> [GIVEN REQUEST] Transcribe the entries that follow, word for word.

Start of DATASET

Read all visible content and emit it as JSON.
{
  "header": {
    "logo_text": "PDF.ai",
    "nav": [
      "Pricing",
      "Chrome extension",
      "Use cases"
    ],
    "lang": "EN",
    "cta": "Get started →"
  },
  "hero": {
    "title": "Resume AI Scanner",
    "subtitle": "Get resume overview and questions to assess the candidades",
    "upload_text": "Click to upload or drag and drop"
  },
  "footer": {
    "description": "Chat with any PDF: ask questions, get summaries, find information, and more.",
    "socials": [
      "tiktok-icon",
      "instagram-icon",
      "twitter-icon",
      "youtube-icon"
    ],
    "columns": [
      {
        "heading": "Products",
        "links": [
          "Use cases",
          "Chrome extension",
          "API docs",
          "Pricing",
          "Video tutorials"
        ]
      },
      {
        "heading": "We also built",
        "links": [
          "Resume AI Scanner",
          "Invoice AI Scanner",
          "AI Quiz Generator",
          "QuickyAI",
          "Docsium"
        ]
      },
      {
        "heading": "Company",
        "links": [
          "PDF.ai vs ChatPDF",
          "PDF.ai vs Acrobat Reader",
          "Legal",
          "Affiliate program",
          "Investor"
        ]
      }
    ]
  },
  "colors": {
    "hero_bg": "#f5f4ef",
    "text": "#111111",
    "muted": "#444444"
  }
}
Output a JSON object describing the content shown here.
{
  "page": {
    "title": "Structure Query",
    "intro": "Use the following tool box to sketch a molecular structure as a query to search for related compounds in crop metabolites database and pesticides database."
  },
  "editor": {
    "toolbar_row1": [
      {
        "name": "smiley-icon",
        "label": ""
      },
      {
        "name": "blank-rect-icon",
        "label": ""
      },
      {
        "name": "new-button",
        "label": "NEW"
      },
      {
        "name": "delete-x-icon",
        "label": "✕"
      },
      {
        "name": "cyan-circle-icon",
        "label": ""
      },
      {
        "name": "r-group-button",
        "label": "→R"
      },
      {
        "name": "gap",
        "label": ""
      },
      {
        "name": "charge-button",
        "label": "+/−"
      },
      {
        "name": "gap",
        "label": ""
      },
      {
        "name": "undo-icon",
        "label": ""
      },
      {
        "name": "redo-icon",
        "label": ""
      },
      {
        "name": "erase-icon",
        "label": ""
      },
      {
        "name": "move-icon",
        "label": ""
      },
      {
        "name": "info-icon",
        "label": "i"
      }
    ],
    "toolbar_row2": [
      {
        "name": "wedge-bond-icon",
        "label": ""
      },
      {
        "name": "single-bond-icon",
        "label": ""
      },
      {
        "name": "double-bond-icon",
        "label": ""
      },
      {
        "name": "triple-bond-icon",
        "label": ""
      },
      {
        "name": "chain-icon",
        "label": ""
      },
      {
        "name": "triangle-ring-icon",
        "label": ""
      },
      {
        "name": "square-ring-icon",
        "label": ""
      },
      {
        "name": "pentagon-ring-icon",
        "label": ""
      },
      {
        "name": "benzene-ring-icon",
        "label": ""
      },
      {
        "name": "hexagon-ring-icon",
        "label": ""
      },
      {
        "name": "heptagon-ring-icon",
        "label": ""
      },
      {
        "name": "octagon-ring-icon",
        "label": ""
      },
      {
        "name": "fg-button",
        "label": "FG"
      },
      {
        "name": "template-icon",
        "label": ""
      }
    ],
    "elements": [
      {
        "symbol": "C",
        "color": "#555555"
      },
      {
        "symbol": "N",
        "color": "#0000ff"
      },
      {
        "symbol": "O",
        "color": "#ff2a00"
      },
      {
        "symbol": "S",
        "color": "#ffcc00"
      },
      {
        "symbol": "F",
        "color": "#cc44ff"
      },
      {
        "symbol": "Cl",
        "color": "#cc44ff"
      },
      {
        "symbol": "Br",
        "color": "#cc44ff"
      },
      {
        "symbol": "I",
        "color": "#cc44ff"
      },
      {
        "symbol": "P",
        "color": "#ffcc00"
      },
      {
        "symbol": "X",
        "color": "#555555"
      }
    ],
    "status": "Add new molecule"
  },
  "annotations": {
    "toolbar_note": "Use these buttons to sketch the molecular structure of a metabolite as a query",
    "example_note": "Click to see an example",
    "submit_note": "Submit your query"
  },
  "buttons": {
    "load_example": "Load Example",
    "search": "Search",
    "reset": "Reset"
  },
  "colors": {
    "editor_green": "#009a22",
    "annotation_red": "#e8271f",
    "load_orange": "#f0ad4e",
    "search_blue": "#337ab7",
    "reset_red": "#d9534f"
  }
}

End of DATASET

> [RESULT OF THIS EXERCISE]
Read all visible content and emit it as JSON.
{
  "header": {
    "logo_text": "PDF.ai",
    "nav": [
      "Pricing",
      "Chrome extension",
      "Use cases"
    ],
    "lang": "EN",
    "cta": "Get started →"
  },
  "hero": {
    "title": "Resume AI Scanner",
    "subtitle": "Get resume overview and questions to assess the candidades",
    "upload_text": "Click to upload or drag and drop"
  },
  "footer": {
    "description": "Chat with any PDF: ask questions, get summaries, find information, and more.",
    "socials": [
      "tiktok-icon",
      "instagram-icon",
      "twitter-icon",
      "youtube-icon"
    ],
    "columns": [
      {
        "heading": "Products",
        "links": [
          "Use cases",
          "Chrome extension",
          "API docs",
          "Pricing",
          "Video tutorials"
        ]
      },
      {
        "heading": "We also built",
        "links": [
          "Resume AI Scanner",
          "Invoice AI Scanner",
          "AI Quiz Generator",
          "QuickyAI",
          "Docsium"
        ]
      },
      {
        "heading": "Company",
        "links": [
          "PDF.ai vs ChatPDF",
          "PDF.ai vs Acrobat Reader",
          "Legal",
          "Affiliate program",
          "Investor"
        ]
      }
    ]
  },
  "colors": {
    "hero_bg": "#f5f4ef",
    "text": "#111111",
    "muted": "#444444"
  }
}
Output a JSON object describing the content shown here.
{
  "page": {
    "title": "Structure Query",
    "intro": "Use the following tool box to sketch a molecular structure as a query to search for related compounds in crop metabolites database and pesticides database."
  },
  "editor": {
    "toolbar_row1": [
      {
        "name": "smiley-icon",
        "label": ""
      },
      {
        "name": "blank-rect-icon",
        "label": ""
      },
      {
        "name": "new-button",
        "label": "NEW"
      },
      {
        "name": "delete-x-icon",
        "label": "✕"
      },
      {
        "name": "cyan-circle-icon",
        "label": ""
      },
      {
        "name": "r-group-button",
        "label": "→R"
      },
      {
        "name": "gap",
        "label": ""
      },
      {
        "name": "charge-button",
        "label": "+/−"
      },
      {
        "name": "gap",
        "label": ""
      },
      {
        "name": "undo-icon",
        "label": ""
      },
      {
        "name": "redo-icon",
        "label": ""
      },
      {
        "name": "erase-icon",
        "label": ""
      },
      {
        "name": "move-icon",
        "label": ""
      },
      {
        "name": "info-icon",
        "label": "i"
      }
    ],
    "toolbar_row2": [
      {
        "name": "wedge-bond-icon",
        "label": ""
      },
      {
        "name": "single-bond-icon",
        "label": ""
      },
      {
        "name": "double-bond-icon",
        "label": ""
      },
      {
        "name": "triple-bond-icon",
        "label": ""
      },
      {
        "name": "chain-icon",
        "label": ""
      },
      {
        "name": "triangle-ring-icon",
        "label": ""
      },
      {
        "name": "square-ring-icon",
        "label": ""
      },
      {
        "name": "pentagon-ring-icon",
        "label": ""
      },
      {
        "name": "benzene-ring-icon",
        "label": ""
      },
      {
        "name": "hexagon-ring-icon",
        "label": ""
      },
      {
        "name": "heptagon-ring-icon",
        "label": ""
      },
      {
        "name": "octagon-ring-icon",
        "label": ""
      },
      {
        "name": "fg-button",
        "label": "FG"
      },
      {
        "name": "template-icon",
        "label": ""
      }
    ],
    "elements": [
      {
        "symbol": "C",
        "color": "#555555"
      },
      {
        "symbol": "N",
        "color": "#0000ff"
      },
      {
        "symbol": "O",
        "color": "#ff2a00"
      },
      {
        "symbol": "S",
        "color": "#ffcc00"
      },
      {
        "symbol": "F",
        "color": "#cc44ff"
      },
      {
        "symbol": "Cl",
        "color": "#cc44ff"
      },
      {
        "symbol": "Br",
        "color": "#cc44ff"
      },
      {
        "symbol": "I",
        "color": "#cc44ff"
      },
      {
        "symbol": "P",
        "color": "#ffcc00"
      },
      {
        "symbol": "X",
        "color": "#555555"
      }
    ],
    "status": "Add new molecule"
  },
  "annotations": {
    "toolbar_note": "Use these buttons to sketch the molecular structure of a metabolite as a query",
    "example_note": "Click to see an example",
    "submit_note": "Submit your query"
  },
  "buttons": {
    "load_example": "Load Example",
    "search": "Search",
    "reset": "Reset"
  },
  "colors": {
    "editor_green": "#009a22",
    "annotation_red": "#e8271f",
    "load_orange": "#f0ad4e",
    "search_blue": "#337ab7",
    "reset_red": "#d9534f"
  }
}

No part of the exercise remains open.